-- start of GIVEN DATA --

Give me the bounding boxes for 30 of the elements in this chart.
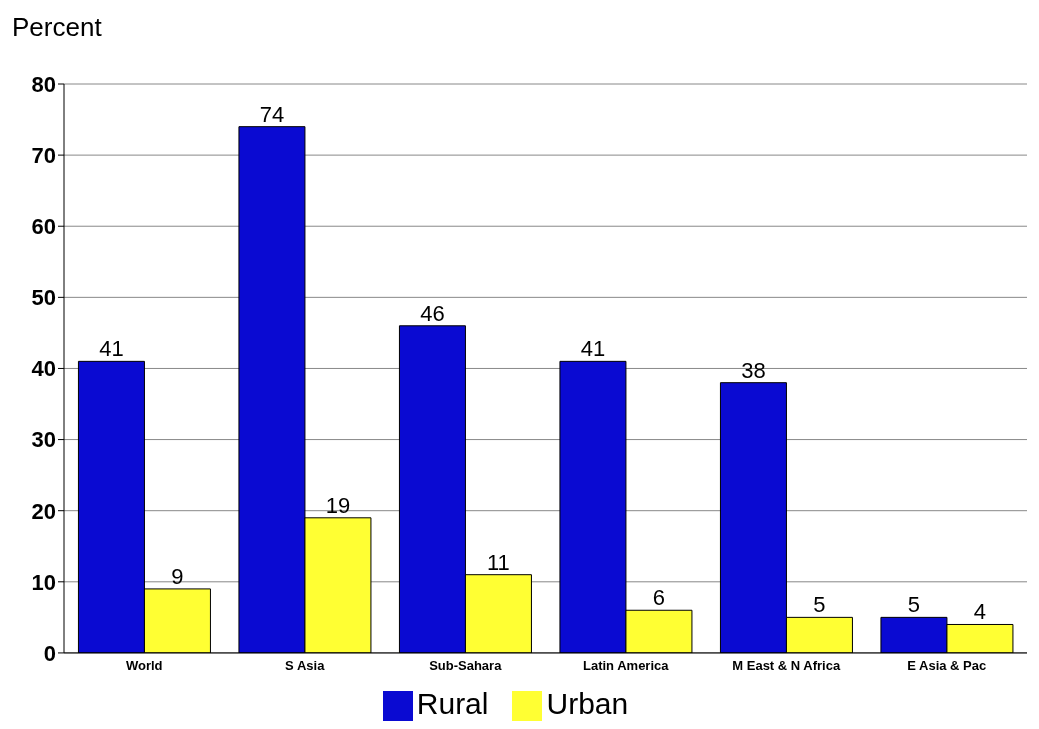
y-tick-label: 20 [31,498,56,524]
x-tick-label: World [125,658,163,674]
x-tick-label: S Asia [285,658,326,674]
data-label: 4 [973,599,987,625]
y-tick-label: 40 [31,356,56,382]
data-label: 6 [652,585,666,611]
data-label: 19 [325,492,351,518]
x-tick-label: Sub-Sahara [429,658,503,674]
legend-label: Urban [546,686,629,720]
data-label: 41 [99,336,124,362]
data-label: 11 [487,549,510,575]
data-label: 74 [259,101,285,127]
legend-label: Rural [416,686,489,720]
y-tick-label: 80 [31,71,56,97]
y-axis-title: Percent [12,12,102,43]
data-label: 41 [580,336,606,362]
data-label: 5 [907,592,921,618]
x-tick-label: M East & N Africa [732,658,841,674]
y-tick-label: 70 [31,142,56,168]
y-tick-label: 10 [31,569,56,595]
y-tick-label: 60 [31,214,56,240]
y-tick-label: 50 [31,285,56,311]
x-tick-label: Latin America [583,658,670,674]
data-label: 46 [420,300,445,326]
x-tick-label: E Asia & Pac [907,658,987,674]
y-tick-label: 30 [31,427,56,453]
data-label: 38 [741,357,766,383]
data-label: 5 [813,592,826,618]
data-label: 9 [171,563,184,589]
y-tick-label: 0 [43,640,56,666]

-- end of GIVEN DATA --

● TASK INSTRUCTIONS
Please list each line in the listing above that contains the word "Asia".

● THE ANSWER
x-tick-label: S Asia [285,658,326,674]
x-tick-label: E Asia & Pac [907,658,987,674]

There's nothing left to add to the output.